- **PROVIDED RECORDS**

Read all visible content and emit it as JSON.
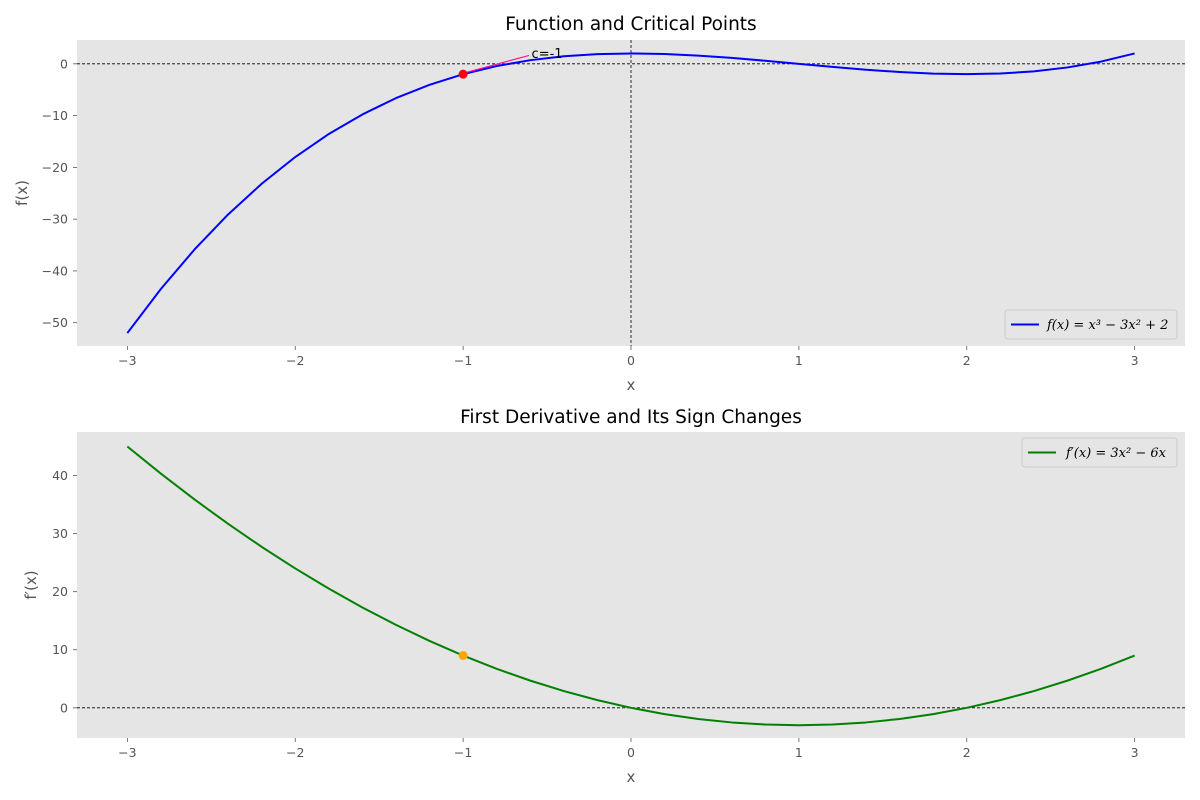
{
  "colors": {
    "plot_bg": "#e5e5e5",
    "f_line": "#0000ff",
    "fp_line": "#008000",
    "critical_point": "#ff0000",
    "derivative_point": "#ffa500",
    "annotation_arrow": "#ff1493",
    "ref_line": "#000000"
  },
  "chart_data": [
    {
      "type": "line",
      "title": "Function and Critical Points",
      "xlabel": "x",
      "ylabel": "f(x)",
      "xlim": [
        -3.3,
        3.3
      ],
      "ylim": [
        -54.5,
        4.6
      ],
      "xticks": [
        -3,
        -2,
        -1,
        0,
        1,
        2,
        3
      ],
      "xtick_labels": [
        "−3",
        "−2",
        "−1",
        "0",
        "1",
        "2",
        "3"
      ],
      "yticks": [
        0,
        -10,
        -20,
        -30,
        -40,
        -50
      ],
      "ytick_labels": [
        "0",
        "−10",
        "−20",
        "−30",
        "−40",
        "−50"
      ],
      "grid": false,
      "legend_position": "lower-right",
      "reference_lines": {
        "horizontal_y": 0,
        "vertical_x": 0
      },
      "series": [
        {
          "name": "f(x) = x³ − 3x² + 2",
          "x": [
            -3.0,
            -2.8,
            -2.6,
            -2.4,
            -2.2,
            -2.0,
            -1.8,
            -1.6,
            -1.4,
            -1.2,
            -1.0,
            -0.8,
            -0.6,
            -0.4,
            -0.2,
            0.0,
            0.2,
            0.4,
            0.6,
            0.8,
            1.0,
            1.2,
            1.4,
            1.6,
            1.8,
            2.0,
            2.2,
            2.4,
            2.6,
            2.8,
            3.0
          ],
          "y": [
            -52.0,
            -43.47,
            -35.86,
            -29.1,
            -23.17,
            -18.0,
            -13.55,
            -9.78,
            -6.62,
            -4.05,
            -2.0,
            -0.43,
            0.7,
            1.46,
            1.87,
            2.0,
            1.89,
            1.58,
            1.14,
            0.59,
            0.0,
            -0.59,
            -1.14,
            -1.58,
            -1.89,
            -2.0,
            -1.87,
            -1.46,
            -0.7,
            0.43,
            2.0
          ]
        }
      ],
      "points": [
        {
          "x": -1,
          "y": -2
        }
      ],
      "annotations": [
        {
          "text": "c=-1",
          "x": -0.5,
          "y": 2.0,
          "arrow_to": {
            "x": -1,
            "y": -2
          }
        }
      ]
    },
    {
      "type": "line",
      "title": "First Derivative and Its Sign Changes",
      "xlabel": "x",
      "ylabel": "f′(x)",
      "xlim": [
        -3.3,
        3.3
      ],
      "ylim": [
        -5.2,
        47.5
      ],
      "xticks": [
        -3,
        -2,
        -1,
        0,
        1,
        2,
        3
      ],
      "xtick_labels": [
        "−3",
        "−2",
        "−1",
        "0",
        "1",
        "2",
        "3"
      ],
      "yticks": [
        0,
        10,
        20,
        30,
        40
      ],
      "ytick_labels": [
        "0",
        "10",
        "20",
        "30",
        "40"
      ],
      "grid": false,
      "legend_position": "upper-right",
      "reference_lines": {
        "horizontal_y": 0
      },
      "series": [
        {
          "name": "f′(x) = 3x² − 6x",
          "x": [
            -3.0,
            -2.8,
            -2.6,
            -2.4,
            -2.2,
            -2.0,
            -1.8,
            -1.6,
            -1.4,
            -1.2,
            -1.0,
            -0.8,
            -0.6,
            -0.4,
            -0.2,
            0.0,
            0.2,
            0.4,
            0.6,
            0.8,
            1.0,
            1.2,
            1.4,
            1.6,
            1.8,
            2.0,
            2.2,
            2.4,
            2.6,
            2.8,
            3.0
          ],
          "y": [
            45.0,
            40.32,
            35.88,
            31.68,
            27.72,
            24.0,
            20.52,
            17.28,
            14.28,
            11.52,
            9.0,
            6.72,
            4.68,
            2.88,
            1.32,
            0.0,
            -1.08,
            -1.92,
            -2.52,
            -2.88,
            -3.0,
            -2.88,
            -2.52,
            -1.92,
            -1.08,
            0.0,
            1.32,
            2.88,
            4.68,
            6.72,
            9.0
          ]
        }
      ],
      "points": [
        {
          "x": -1,
          "y": 9
        }
      ]
    }
  ]
}
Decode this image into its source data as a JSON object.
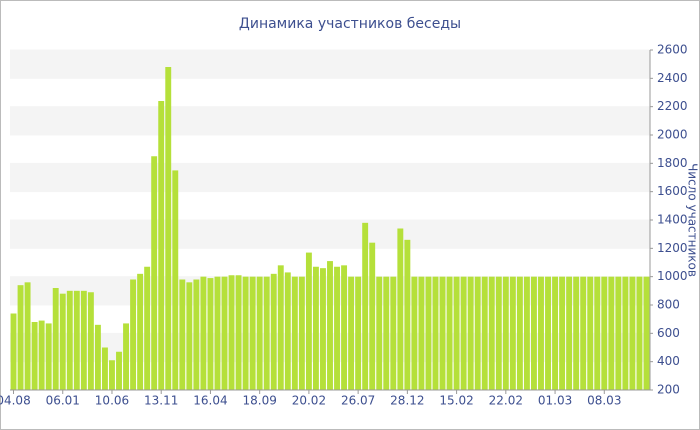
{
  "chart_data": {
    "type": "bar",
    "title": "Динамика участников беседы",
    "y_label": "Число участников",
    "categories": [
      "04.08",
      null,
      null,
      null,
      null,
      null,
      null,
      "06.01",
      null,
      null,
      null,
      null,
      null,
      null,
      "10.06",
      null,
      null,
      null,
      null,
      null,
      null,
      "13.11",
      null,
      null,
      null,
      null,
      null,
      null,
      "16.04",
      null,
      null,
      null,
      null,
      null,
      null,
      "18.09",
      null,
      null,
      null,
      null,
      null,
      null,
      "20.02",
      null,
      null,
      null,
      null,
      null,
      null,
      "26.07",
      null,
      null,
      null,
      null,
      null,
      null,
      "28.12",
      null,
      null,
      null,
      null,
      null,
      null,
      "15.02",
      null,
      null,
      null,
      null,
      null,
      null,
      "22.02",
      null,
      null,
      null,
      null,
      null,
      null,
      "01.03",
      null,
      null,
      null,
      null,
      null,
      null,
      "08.03",
      null,
      null,
      null,
      null,
      null,
      null
    ],
    "values": [
      740,
      940,
      960,
      680,
      690,
      670,
      920,
      880,
      900,
      900,
      900,
      890,
      660,
      500,
      410,
      470,
      670,
      980,
      1020,
      1070,
      1850,
      2240,
      2480,
      1750,
      980,
      960,
      980,
      1000,
      990,
      1000,
      1000,
      1010,
      1010,
      1000,
      1000,
      1000,
      1000,
      1020,
      1080,
      1030,
      1000,
      1000,
      1170,
      1070,
      1060,
      1110,
      1070,
      1080,
      1000,
      1000,
      1380,
      1240,
      1000,
      1000,
      1000,
      1340,
      1260,
      1000,
      1000,
      1000,
      1000,
      1000,
      1000,
      1000,
      1000,
      1000,
      1000,
      1000,
      1000,
      1000,
      1000,
      1000,
      1000,
      1000,
      1000,
      1000,
      1000,
      1000,
      1000,
      1000,
      1000,
      1000,
      1000,
      1000,
      1000,
      1000,
      1000,
      1000,
      1000,
      1000,
      1000
    ],
    "color": "#b5e03a",
    "ylim": [
      200,
      2600
    ],
    "yticks": [
      200,
      400,
      600,
      800,
      1000,
      1200,
      1400,
      1600,
      1800,
      2000,
      2200,
      2400,
      2600
    ],
    "y_axis_side": "right",
    "grid": true
  }
}
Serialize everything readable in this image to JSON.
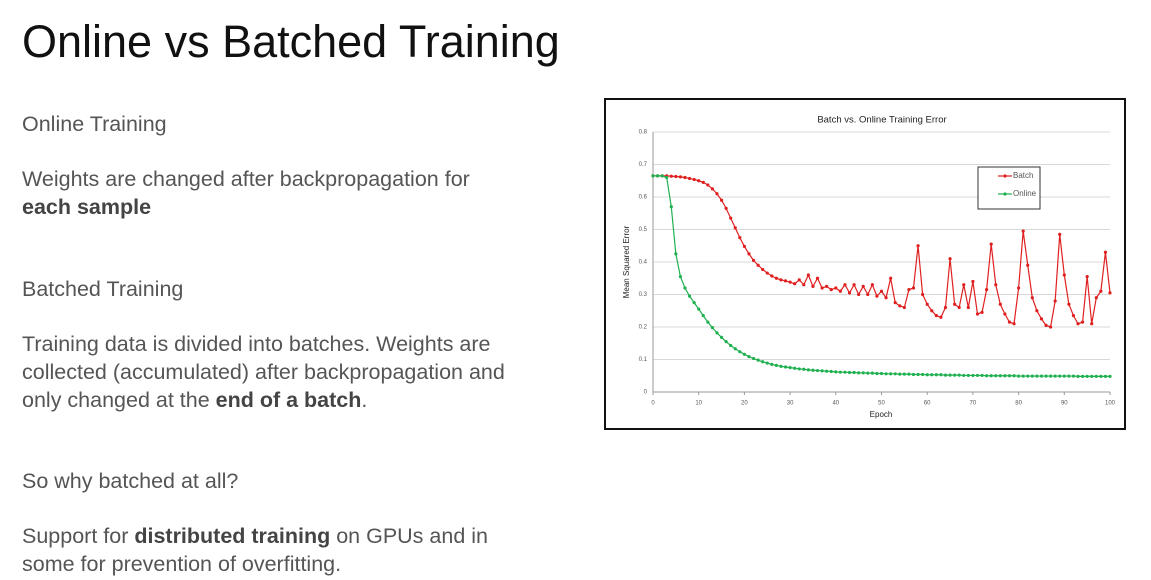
{
  "title": "Online vs Batched Training",
  "paragraphs": [
    {
      "runs": [
        {
          "text": "Online Training",
          "bold": false
        }
      ]
    },
    {
      "runs": [
        {
          "text": "Weights are changed after backpropagation for ",
          "bold": false
        },
        {
          "text": "each sample",
          "bold": true
        }
      ]
    },
    {
      "runs": [
        {
          "text": "Batched Training",
          "bold": false
        }
      ]
    },
    {
      "runs": [
        {
          "text": "Training data is divided into batches. Weights are collected (accumulated) after backpropagation and only changed at the ",
          "bold": false
        },
        {
          "text": "end of a batch",
          "bold": true
        },
        {
          "text": ".",
          "bold": false
        }
      ]
    },
    {
      "runs": [
        {
          "text": "So why batched at all?",
          "bold": false
        }
      ]
    },
    {
      "runs": [
        {
          "text": "Support for ",
          "bold": false
        },
        {
          "text": "distributed training",
          "bold": true
        },
        {
          "text": " on GPUs and in some for prevention of overfitting.",
          "bold": false
        }
      ]
    }
  ],
  "chart_data": {
    "type": "line",
    "title": "Batch vs. Online Training Error",
    "x_label": "Epoch",
    "y_label": "Mean Squared Error",
    "x": [
      0,
      1,
      2,
      3,
      4,
      5,
      6,
      7,
      8,
      9,
      10,
      11,
      12,
      13,
      14,
      15,
      16,
      17,
      18,
      19,
      20,
      21,
      22,
      23,
      24,
      25,
      26,
      27,
      28,
      29,
      30,
      31,
      32,
      33,
      34,
      35,
      36,
      37,
      38,
      39,
      40,
      41,
      42,
      43,
      44,
      45,
      46,
      47,
      48,
      49,
      50,
      51,
      52,
      53,
      54,
      55,
      56,
      57,
      58,
      59,
      60,
      61,
      62,
      63,
      64,
      65,
      66,
      67,
      68,
      69,
      70,
      71,
      72,
      73,
      74,
      75,
      76,
      77,
      78,
      79,
      80,
      81,
      82,
      83,
      84,
      85,
      86,
      87,
      88,
      89,
      90,
      91,
      92,
      93,
      94,
      95,
      96,
      97,
      98,
      99,
      100
    ],
    "series": [
      {
        "name": "Batch",
        "color": "#e02020",
        "values": [
          0.665,
          0.665,
          0.665,
          0.665,
          0.664,
          0.663,
          0.662,
          0.66,
          0.657,
          0.654,
          0.65,
          0.645,
          0.637,
          0.625,
          0.61,
          0.59,
          0.565,
          0.535,
          0.505,
          0.475,
          0.448,
          0.425,
          0.405,
          0.39,
          0.377,
          0.366,
          0.357,
          0.35,
          0.345,
          0.342,
          0.338,
          0.333,
          0.345,
          0.33,
          0.36,
          0.325,
          0.35,
          0.32,
          0.325,
          0.315,
          0.32,
          0.31,
          0.33,
          0.305,
          0.33,
          0.3,
          0.325,
          0.3,
          0.33,
          0.295,
          0.31,
          0.29,
          0.35,
          0.275,
          0.265,
          0.26,
          0.315,
          0.32,
          0.45,
          0.3,
          0.27,
          0.25,
          0.235,
          0.23,
          0.26,
          0.41,
          0.27,
          0.26,
          0.33,
          0.26,
          0.34,
          0.24,
          0.245,
          0.315,
          0.455,
          0.33,
          0.27,
          0.24,
          0.215,
          0.21,
          0.32,
          0.495,
          0.39,
          0.29,
          0.25,
          0.225,
          0.205,
          0.2,
          0.28,
          0.485,
          0.36,
          0.27,
          0.235,
          0.21,
          0.215,
          0.355,
          0.21,
          0.29,
          0.31,
          0.43,
          0.305
        ]
      },
      {
        "name": "Online",
        "color": "#20b050",
        "values": [
          0.665,
          0.665,
          0.665,
          0.66,
          0.57,
          0.425,
          0.355,
          0.32,
          0.295,
          0.275,
          0.255,
          0.235,
          0.215,
          0.198,
          0.182,
          0.168,
          0.155,
          0.143,
          0.133,
          0.124,
          0.116,
          0.109,
          0.103,
          0.098,
          0.093,
          0.089,
          0.085,
          0.082,
          0.079,
          0.077,
          0.075,
          0.073,
          0.071,
          0.07,
          0.068,
          0.067,
          0.066,
          0.065,
          0.064,
          0.063,
          0.062,
          0.061,
          0.061,
          0.06,
          0.06,
          0.059,
          0.059,
          0.058,
          0.058,
          0.057,
          0.057,
          0.056,
          0.056,
          0.056,
          0.055,
          0.055,
          0.055,
          0.054,
          0.054,
          0.054,
          0.053,
          0.053,
          0.053,
          0.053,
          0.052,
          0.052,
          0.052,
          0.052,
          0.051,
          0.051,
          0.051,
          0.051,
          0.051,
          0.05,
          0.05,
          0.05,
          0.05,
          0.05,
          0.05,
          0.05,
          0.049,
          0.049,
          0.049,
          0.049,
          0.049,
          0.049,
          0.049,
          0.049,
          0.049,
          0.049,
          0.049,
          0.049,
          0.049,
          0.048,
          0.048,
          0.048,
          0.048,
          0.048,
          0.048,
          0.048,
          0.048
        ]
      }
    ],
    "xlim": [
      0,
      100
    ],
    "xticks": [
      0,
      10,
      20,
      30,
      40,
      50,
      60,
      70,
      80,
      90,
      100
    ],
    "ylim": [
      0,
      0.8
    ],
    "yticks": [
      0,
      0.1,
      0.2,
      0.3,
      0.4,
      0.5,
      0.6,
      0.7,
      0.8
    ],
    "grid": true,
    "legend": "upper right"
  }
}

- **PROBLEM STATEMENT**
Filter the entries down to the lines containing "grid". Copy each of those lines.

- **CORRECT ANSWER**
      "grid": false,
      "grid": false,
    "grid": true
    "grid": true,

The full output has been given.